**Consignes**
Renommez "y-tick-label" en "y-axis-label" dans les lignes du listing qui vont du début jusqu'à celle contenant "card <box>19 15 2235 1130</box>", incluse. Redonnez ces lignes sans aucun autre changement.

※ ※ ※

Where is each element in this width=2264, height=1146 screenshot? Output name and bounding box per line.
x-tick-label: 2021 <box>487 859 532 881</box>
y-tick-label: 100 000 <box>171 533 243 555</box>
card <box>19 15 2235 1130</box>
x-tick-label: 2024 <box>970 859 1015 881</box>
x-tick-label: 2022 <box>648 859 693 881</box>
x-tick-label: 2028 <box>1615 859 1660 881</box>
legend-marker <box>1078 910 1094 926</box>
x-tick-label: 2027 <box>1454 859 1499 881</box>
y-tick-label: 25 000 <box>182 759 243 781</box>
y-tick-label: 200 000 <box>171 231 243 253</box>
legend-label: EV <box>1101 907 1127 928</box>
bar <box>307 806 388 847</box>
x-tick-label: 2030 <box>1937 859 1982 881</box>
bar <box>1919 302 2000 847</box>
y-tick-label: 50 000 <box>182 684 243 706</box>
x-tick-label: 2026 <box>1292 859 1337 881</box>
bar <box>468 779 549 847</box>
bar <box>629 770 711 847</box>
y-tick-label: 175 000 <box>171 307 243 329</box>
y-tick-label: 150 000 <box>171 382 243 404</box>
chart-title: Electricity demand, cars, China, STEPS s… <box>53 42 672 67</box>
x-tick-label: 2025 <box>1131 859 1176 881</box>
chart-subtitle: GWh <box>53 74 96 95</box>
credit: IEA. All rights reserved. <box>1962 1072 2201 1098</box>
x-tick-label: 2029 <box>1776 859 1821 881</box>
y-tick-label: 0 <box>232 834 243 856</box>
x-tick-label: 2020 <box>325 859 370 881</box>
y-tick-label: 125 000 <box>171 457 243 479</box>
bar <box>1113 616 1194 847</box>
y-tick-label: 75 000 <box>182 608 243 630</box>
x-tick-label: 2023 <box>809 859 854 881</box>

※ ※ ※

**Corrigé de l'exercice**
Where is each element in this width=2264, height=1146 screenshot? Output name and bounding box per line.
x-tick-label: 2021 <box>487 859 532 881</box>
y-axis-label: 100 000 <box>171 533 243 555</box>
card <box>19 15 2235 1130</box>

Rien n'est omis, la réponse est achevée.